═══ AVAILABLE DATA ═══
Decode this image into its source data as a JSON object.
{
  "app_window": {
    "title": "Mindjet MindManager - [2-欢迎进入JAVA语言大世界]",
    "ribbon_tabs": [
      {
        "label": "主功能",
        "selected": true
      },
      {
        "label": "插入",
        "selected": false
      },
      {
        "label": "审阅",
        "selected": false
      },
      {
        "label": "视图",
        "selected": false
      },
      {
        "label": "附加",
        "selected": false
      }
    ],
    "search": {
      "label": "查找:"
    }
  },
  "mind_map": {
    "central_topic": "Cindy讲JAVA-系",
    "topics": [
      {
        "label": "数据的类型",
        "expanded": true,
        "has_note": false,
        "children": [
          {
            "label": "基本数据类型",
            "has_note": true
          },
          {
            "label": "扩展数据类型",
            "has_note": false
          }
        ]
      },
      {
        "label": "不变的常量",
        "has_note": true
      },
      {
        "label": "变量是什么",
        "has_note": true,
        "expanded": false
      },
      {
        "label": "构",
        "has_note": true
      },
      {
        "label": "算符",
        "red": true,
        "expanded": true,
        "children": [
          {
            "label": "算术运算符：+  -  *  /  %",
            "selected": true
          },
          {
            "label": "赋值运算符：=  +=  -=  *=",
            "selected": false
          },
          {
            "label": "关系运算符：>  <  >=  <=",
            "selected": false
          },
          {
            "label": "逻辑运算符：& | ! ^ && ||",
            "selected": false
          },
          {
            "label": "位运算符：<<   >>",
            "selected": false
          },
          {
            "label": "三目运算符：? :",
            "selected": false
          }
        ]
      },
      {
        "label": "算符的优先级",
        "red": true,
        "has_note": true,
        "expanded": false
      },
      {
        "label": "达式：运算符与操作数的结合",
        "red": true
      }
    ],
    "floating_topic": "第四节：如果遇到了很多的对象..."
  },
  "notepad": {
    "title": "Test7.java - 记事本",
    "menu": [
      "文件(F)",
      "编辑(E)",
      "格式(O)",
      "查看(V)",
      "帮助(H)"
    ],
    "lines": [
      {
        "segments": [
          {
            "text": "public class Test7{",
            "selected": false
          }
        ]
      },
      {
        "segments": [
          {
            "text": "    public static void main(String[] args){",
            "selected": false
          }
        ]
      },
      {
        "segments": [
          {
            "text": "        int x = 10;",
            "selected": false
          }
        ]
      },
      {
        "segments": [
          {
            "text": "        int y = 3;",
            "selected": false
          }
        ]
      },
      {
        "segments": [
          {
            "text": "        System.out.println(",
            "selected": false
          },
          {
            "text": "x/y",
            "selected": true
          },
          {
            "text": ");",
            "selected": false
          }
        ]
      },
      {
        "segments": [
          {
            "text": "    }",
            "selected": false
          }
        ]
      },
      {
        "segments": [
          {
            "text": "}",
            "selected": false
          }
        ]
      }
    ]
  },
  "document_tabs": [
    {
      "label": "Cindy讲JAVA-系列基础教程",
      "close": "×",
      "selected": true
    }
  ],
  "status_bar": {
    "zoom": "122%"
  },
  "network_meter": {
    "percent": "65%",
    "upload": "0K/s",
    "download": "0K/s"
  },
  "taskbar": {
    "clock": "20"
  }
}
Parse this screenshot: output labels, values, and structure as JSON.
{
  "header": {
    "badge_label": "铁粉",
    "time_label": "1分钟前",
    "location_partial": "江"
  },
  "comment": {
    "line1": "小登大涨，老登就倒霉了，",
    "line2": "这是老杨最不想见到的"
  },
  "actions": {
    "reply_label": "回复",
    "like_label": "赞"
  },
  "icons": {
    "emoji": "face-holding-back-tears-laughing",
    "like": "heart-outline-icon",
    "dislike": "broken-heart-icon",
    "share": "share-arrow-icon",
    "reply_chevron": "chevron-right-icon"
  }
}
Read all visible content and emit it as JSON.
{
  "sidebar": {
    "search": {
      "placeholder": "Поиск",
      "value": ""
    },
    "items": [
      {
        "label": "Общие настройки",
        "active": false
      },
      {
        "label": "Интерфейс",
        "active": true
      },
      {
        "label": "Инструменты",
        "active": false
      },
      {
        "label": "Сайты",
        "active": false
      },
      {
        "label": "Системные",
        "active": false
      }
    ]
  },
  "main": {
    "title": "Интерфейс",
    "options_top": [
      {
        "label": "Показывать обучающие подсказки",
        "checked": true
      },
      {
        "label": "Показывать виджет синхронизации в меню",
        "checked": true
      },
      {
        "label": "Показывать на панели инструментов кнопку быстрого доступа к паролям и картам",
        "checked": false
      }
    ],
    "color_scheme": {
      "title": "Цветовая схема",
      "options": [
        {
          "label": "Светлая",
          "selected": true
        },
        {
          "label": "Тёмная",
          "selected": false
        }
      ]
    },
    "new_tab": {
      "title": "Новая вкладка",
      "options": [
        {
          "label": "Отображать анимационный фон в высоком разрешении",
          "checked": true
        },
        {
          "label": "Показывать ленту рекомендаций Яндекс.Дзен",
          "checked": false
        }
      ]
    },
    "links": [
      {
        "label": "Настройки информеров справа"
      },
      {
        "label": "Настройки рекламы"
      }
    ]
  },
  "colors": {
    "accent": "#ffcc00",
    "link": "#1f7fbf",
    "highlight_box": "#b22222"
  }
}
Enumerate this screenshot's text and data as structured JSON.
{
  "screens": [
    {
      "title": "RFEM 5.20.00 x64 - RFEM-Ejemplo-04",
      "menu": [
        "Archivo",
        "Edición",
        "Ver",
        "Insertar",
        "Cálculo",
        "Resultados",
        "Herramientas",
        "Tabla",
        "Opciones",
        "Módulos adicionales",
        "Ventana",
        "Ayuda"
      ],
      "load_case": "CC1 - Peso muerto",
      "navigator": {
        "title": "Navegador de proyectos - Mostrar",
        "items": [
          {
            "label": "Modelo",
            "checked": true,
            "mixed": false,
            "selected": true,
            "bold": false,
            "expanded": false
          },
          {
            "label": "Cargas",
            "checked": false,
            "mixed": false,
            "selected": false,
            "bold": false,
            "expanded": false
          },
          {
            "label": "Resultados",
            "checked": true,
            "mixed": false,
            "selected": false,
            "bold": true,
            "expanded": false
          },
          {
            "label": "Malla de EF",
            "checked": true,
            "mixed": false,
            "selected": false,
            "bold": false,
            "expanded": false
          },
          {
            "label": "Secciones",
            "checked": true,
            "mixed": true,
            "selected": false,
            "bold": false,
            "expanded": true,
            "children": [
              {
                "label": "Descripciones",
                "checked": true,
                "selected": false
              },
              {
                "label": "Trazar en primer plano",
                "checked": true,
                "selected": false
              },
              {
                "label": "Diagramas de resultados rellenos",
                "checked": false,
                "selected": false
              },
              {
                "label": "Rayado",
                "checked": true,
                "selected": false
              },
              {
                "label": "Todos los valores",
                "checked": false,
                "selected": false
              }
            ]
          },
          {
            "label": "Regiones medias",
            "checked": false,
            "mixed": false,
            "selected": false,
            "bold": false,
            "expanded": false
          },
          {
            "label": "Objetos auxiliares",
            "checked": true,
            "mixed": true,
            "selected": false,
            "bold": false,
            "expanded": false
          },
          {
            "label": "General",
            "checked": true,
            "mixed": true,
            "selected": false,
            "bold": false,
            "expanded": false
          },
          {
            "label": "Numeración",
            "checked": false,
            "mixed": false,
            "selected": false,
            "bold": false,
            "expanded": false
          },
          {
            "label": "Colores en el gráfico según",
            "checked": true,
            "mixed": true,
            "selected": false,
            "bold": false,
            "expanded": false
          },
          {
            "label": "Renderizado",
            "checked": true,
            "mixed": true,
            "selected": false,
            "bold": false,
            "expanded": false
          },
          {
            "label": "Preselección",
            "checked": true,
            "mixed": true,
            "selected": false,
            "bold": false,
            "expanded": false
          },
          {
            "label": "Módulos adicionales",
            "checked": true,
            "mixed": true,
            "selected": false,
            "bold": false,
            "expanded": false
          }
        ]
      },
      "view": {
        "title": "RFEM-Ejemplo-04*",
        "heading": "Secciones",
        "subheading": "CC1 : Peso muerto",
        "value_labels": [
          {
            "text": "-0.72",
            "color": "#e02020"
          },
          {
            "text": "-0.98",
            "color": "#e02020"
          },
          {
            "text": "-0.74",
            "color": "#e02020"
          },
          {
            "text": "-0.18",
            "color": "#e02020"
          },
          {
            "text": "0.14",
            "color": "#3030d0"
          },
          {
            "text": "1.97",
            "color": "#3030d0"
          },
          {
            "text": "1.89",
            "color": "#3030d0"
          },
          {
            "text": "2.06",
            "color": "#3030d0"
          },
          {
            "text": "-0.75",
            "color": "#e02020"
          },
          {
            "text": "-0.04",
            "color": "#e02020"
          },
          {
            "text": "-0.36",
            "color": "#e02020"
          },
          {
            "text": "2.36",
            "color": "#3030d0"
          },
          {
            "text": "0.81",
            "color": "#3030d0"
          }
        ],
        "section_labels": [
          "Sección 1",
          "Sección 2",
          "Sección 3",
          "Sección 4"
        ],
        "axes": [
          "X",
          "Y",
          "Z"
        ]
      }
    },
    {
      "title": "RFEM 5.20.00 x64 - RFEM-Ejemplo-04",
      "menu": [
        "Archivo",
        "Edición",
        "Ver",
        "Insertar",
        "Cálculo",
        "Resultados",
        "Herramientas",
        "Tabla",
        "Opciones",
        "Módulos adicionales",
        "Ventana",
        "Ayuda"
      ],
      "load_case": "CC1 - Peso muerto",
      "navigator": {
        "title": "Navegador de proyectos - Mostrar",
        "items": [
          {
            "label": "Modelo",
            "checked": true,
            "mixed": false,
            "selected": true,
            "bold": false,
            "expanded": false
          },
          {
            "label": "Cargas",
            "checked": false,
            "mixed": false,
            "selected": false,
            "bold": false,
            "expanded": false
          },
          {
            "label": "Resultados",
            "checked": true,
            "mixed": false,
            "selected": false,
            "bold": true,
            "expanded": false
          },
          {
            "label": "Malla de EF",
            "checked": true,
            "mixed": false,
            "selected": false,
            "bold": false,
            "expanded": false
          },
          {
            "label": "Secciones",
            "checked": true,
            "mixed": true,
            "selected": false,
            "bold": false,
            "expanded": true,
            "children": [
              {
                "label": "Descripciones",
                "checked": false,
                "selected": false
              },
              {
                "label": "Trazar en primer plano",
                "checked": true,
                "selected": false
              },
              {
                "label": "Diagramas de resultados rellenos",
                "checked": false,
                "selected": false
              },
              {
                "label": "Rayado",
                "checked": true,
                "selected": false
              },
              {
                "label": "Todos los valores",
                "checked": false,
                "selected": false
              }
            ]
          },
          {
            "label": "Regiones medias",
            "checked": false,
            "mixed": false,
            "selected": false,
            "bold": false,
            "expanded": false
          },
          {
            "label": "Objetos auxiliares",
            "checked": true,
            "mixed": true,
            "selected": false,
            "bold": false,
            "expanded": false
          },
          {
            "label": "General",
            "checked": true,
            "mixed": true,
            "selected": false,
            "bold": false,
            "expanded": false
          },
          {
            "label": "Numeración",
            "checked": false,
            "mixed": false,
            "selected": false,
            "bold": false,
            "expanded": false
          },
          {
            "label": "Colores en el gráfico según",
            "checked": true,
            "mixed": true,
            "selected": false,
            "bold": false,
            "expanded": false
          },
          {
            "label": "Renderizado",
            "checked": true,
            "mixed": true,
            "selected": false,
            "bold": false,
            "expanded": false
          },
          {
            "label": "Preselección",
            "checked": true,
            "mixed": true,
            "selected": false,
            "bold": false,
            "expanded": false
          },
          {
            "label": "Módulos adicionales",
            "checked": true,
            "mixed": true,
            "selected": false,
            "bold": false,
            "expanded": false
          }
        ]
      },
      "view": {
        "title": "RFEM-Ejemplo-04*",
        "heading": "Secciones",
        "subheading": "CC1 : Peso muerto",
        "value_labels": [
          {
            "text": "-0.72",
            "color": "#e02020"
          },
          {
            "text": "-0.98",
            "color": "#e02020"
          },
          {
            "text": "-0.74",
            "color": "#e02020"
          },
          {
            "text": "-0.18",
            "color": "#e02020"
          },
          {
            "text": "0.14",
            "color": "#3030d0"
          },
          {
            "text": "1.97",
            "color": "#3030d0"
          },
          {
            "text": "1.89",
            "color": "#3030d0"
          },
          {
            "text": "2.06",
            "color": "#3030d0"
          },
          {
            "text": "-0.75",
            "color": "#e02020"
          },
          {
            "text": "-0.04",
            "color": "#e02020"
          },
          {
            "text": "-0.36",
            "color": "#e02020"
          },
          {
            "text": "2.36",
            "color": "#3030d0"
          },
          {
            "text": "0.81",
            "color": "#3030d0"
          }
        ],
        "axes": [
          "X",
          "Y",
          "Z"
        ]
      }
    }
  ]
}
═══
Using the listing above, return all lines where the word "title" occurs.

_REPLY TO THE EXERCISE_:
    "title": "Mindjet MindManager - [2-欢迎进入JAVA语言大世界]",
    "title": "Test7.java - 记事本",
    "title": "Интерфейс",
      "title": "Цветовая схема",
      "title": "Новая вкладка",
      "title": "RFEM 5.20.00 x64 - RFEM-Ejemplo-04",
        "title": "Navegador de proyectos - Mostrar",
        "title": "RFEM-Ejemplo-04*",
      "title": "RFEM 5.20.00 x64 - RFEM-Ejemplo-04",
        "title": "Navegador de proyectos - Mostrar",
        "title": "RFEM-Ejemplo-04*",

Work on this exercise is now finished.